### SELECTED EXTRACT
==========
AA Rebranded

I see that American Airlines has rebranded themselves after 45 years, as covered on Brand New, and I want to take a moment to talk about my impressions of it. See the Brand New article to see some of the collateral materials I mention below. A second opinion of the rebrand was posted while I wrote this post, and that one gets at the same impression I have, perhaps in better language.

The original logo has a lot of design weight behind it. In addition to being in service for 45 years, being a prime example of Helvetica usage, and being an icon for all America, it was designed by Massimo Vignelli. Vignelli is not one of the first few designers that comes to my mind, but I think most designers would agree that he falls alongside Paul Rand, Pentagram, and the other iconic designers held up in every college design class. He’s one of the great advocates of Helvetica and minimalist grid design. He made the New York City Subway identity that we all recognize.

So this logo that he designed in 1968 has a lot of weight for designers.

american_airlines_2013_logo

American Airlines has now introduced a new look which brings the brand into the 21st century. The new soaring eagle mark is graceful and invokes both the eagle and the plane’s tailfin very successfully. The physical materials, such as the ID tags and printed brochures, are also lovely – retaining the classical look AA’s brand equity has earned, while simultaneously looking refreshed, modern, and simple.

However, I’m neither a fan of the plane wraps nor the website design (which is too wide for my little screen – max 960px wide, or responsive please! – and almost the entire content is below the fold), though the website design probably more attractive than the old one. And the typography of the new logo: well. All I can say in its favor is that it’s legible and the kerning (letterspacing) seems fine – which is more than can be said for plenty of logos.
==========
Copy the passage of the American Airlines rebrand post from "I see that American" up to and including "in better language.", keeping every word and mark unchanged.

### SUPPLIED INFORMATION
==========
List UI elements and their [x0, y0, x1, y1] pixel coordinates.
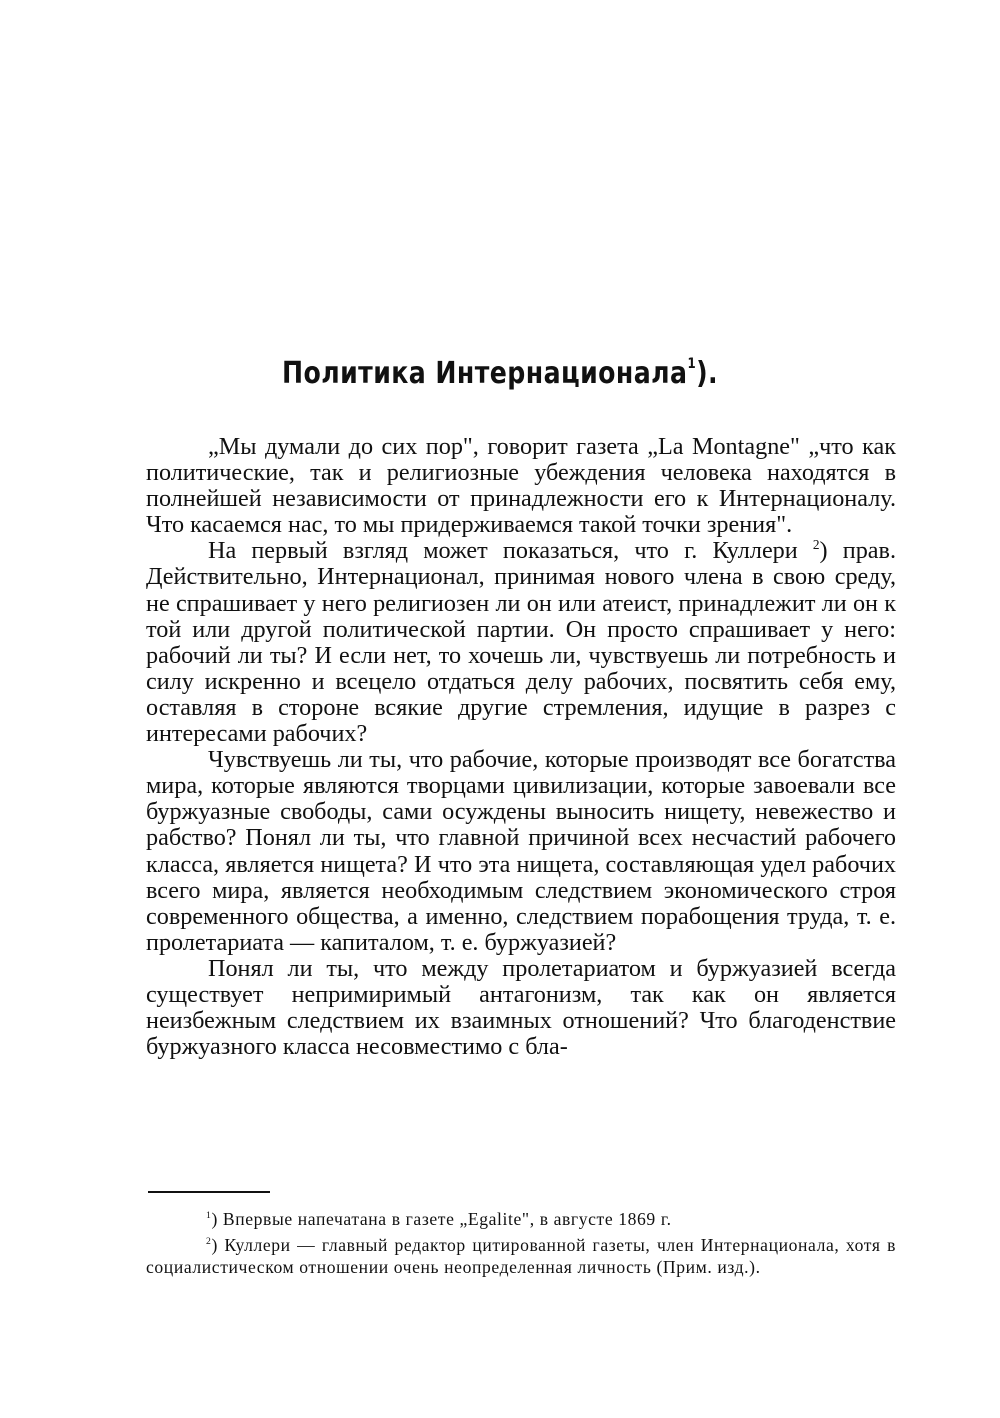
==========
### ANSWER TO THE PROBLEM
I see that American Airlines has rebranded themselves after 45 years, as covered on Brand New, and I want to take a moment to talk about my impressions of it. See the Brand New article to see some of the collateral materials I mention below. A second opinion of the rebrand was posted while I wrote this post, and that one gets at the same impression I have, perhaps in better language.